Gaussian Process Regression

J Dorsey

Roadmap

  • The problem: Non-parametric curve-fitting
  • A Bayesian solution
  • Gaussian Processes
  • Why Gaussians?
  • Sampling from Gaussian processes
  • Inference
  • Hyperparameter learning
  • Applications
  • Further Resources

The Problem

plot of chunk unnamed-chunk-1

  • Infer / learn a scalar-valued function of vectors, without assuming a parametric form
  • For this talk we will just use a scalar-valued function of scalars
  • We also want a measure of uncertainty

Bayesian Approach

  • If we have a parametric family of functions and a sensible prior over the parameters, then Bayes theorem (the rules of probability) can take over and give us reasonable estimates with uncertainty accounted for
  • How can we apply Bayesian techniques in a non-parametric setting?
  • When there are no parameters, what do we put a prior on?
  • The whole function!

Gaussian Process prior

  • How do we get a prior over functions? (infinite dimensional space)
  • Consider each individual y value a Gaussian random variable.
  • Think of the whole function as just like one really long vector.
  • An infinite collection of Gaussian variables like this is called a Gaussian process.
  • Just as a finite-dimensional multivariate Gaussian is specified by a mean vector and a covariance matrix, an infinite dimensional Gaussian process is specified by a mean function and a covariance function.

Why Gaussians?

  • We're really good at integrating Gaussians
  • That means we can easily perform marginalization and conditioning
  • And Gaussians are so nice that when we do that we get back another Gaussian

Example Covariance Functions

plot of chunk unnamed-chunk-2

  • Most common covariance function is called “Squared exponential” (really should be “exponentiated square”) \[ K(x_1, x_2) = \sigma_f \text{exp}\left( \frac{(x_1 - x_2) ^ 2}{2 l ^ 2} \right) \]
  • Brownian motion / Wiener process \[ K(x_1, x_2) = \text{min}(x_1, x_2) \]

  • “Deep” kernels constructed via limiting arguments to mimic deep nets

How Did I Make Those Graphs?

Material provided:
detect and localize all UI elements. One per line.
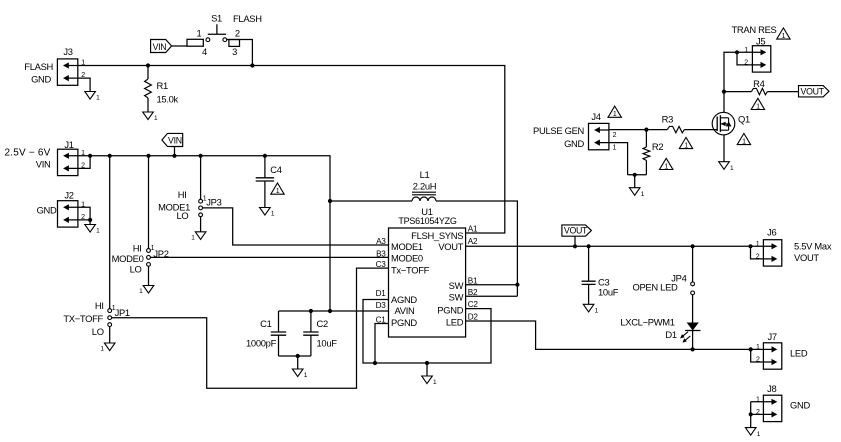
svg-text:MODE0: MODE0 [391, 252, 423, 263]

Directives:
1. Answer these about the Gaussian process regression slides:
(a) What is the most common covariance function called?
(b) What two things specify an infinite dimensional Gaussian process?
(c) What do we get back when we marginalize or condition Gaussians?
2. Pick up the Gaussian process regression slides where they stop and write what comes next.
Nothing in the lines matters here.

Set of answers:
1.
(a) "Squared exponential" (the slides add that it really should be "exponentiated square").
(b) A mean function and a covariance function.
(c) Another Gaussian.

2.
  • I.e. how can we sample an infinite-dimensional object?
  • We can't! But we don't have to.
  • We only ever need to know the function at finitely many inputs
  • On any finite set of inputs, the function values are a finite-dimensional multivariate Gaussian
  • (In fact, this is basically the technical definition of a Gaussian process)
  • Plug in the inputs into the mean and covariance function to get a mean vector and covariance matrix
  • To make those graphs, I just specified a grid of x values and sampled from a high-dimensional Gaussian

Inference

  • For fixed hyperparameters (length scale, function amplitude), inference can be done exactly
  • Group all the training data (function value known) and testing data (function value unknown, prediction wanted) into one input set
  • Then the values of the function on that set is a finite-dimensional Gaussian
  • Condition on the training data using good old-fashioned matrix algebra
  • The resulting conditional distribution over the test set will again be multivariate Gaussian, with some mean vector and covariance matrix

Inference

  • The Bayes estimator for any symmetric loss is the mean vector. The covariance matrix gives error estimates
  • To handle noisy observations, add a constant \( \sigma_n \) to the diagonal of covariance matrix for training data
  • You can add different constants if you know that some observations are more precise than others
  • The main cost of inference is inverting the \( n \times n \) training data covariance matrix which is \( \mathcal{O}(n^3) \)
  • Once that matrix has been inverted, further predictions are less costly

Inference Pictures

plot of chunk unnamed-chunk-3

plot of chunk unnamed-chunk-4

Inference Pictures

plot of chunk unnamed-chunk-5

plot of chunk unnamed-chunk-6

Inference Pictures

plot of chunk unnamed-chunk-7

plot of chunk unnamed-chunk-8

Inference Pictures

plot of chunk unnamed-chunk-9

plot of chunk unnamed-chunk-10

Inference Pictures

plot of chunk unnamed-chunk-11

plot of chunk unnamed-chunk-12

Inference Pictures

plot of chunk unnamed-chunk-13

plot of chunk unnamed-chunk-14

How to Handle Hyperparameters

  • If you can afford it, full Bayes is best (MCMC)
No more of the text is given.